>>>>

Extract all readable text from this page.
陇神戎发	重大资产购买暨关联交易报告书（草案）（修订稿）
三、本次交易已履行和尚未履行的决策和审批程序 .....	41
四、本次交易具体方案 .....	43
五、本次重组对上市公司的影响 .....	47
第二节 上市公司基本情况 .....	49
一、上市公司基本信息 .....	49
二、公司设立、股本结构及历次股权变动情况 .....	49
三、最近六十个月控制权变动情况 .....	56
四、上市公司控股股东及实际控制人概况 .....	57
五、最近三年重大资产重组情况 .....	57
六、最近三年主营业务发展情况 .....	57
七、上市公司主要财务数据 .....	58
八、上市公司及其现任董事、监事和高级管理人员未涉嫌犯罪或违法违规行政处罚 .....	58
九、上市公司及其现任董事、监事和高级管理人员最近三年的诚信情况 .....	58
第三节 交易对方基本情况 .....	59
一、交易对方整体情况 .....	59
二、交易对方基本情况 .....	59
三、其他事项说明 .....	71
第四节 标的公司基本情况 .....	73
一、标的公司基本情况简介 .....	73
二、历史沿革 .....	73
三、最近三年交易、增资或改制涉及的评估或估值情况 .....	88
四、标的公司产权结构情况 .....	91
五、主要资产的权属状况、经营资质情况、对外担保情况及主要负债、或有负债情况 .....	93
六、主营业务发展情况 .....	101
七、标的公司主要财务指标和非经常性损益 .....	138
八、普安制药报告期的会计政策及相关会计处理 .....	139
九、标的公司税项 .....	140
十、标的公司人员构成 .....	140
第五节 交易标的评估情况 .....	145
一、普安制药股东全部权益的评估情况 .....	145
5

<<<<

◆ Task description ◆
Quote every entry exactly.

◆ Full solution ◆
Extract all readable text from this page.
陇神戎发	重大资产购买暨关联交易报告书（草案）（修订稿）
三、本次交易已履行和尚未履行的决策和审批程序 .....	41
四、本次交易具体方案 .....	43
五、本次重组对上市公司的影响 .....	47
第二节 上市公司基本情况 .....	49
一、上市公司基本信息 .....	49
二、公司设立、股本结构及历次股权变动情况 .....	49
三、最近六十个月控制权变动情况 .....	56
四、上市公司控股股东及实际控制人概况 .....	57
五、最近三年重大资产重组情况 .....	57
六、最近三年主营业务发展情况 .....	57
七、上市公司主要财务数据 .....	58
八、上市公司及其现任董事、监事和高级管理人员未涉嫌犯罪或违法违规行政处罚 .....	58
九、上市公司及其现任董事、监事和高级管理人员最近三年的诚信情况 .....	58
第三节 交易对方基本情况 .....	59
一、交易对方整体情况 .....	59
二、交易对方基本情况 .....	59
三、其他事项说明 .....	71
第四节 标的公司基本情况 .....	73
一、标的公司基本情况简介 .....	73
二、历史沿革 .....	73
三、最近三年交易、增资或改制涉及的评估或估值情况 .....	88
四、标的公司产权结构情况 .....	91
五、主要资产的权属状况、经营资质情况、对外担保情况及主要负债、或有负债情况 .....	93
六、主营业务发展情况 .....	101
七、标的公司主要财务指标和非经常性损益 .....	138
八、普安制药报告期的会计政策及相关会计处理 .....	139
九、标的公司税项 .....	140
十、标的公司人员构成 .....	140
第五节 交易标的评估情况 .....	145
一、普安制药股东全部权益的评估情况 .....	145
5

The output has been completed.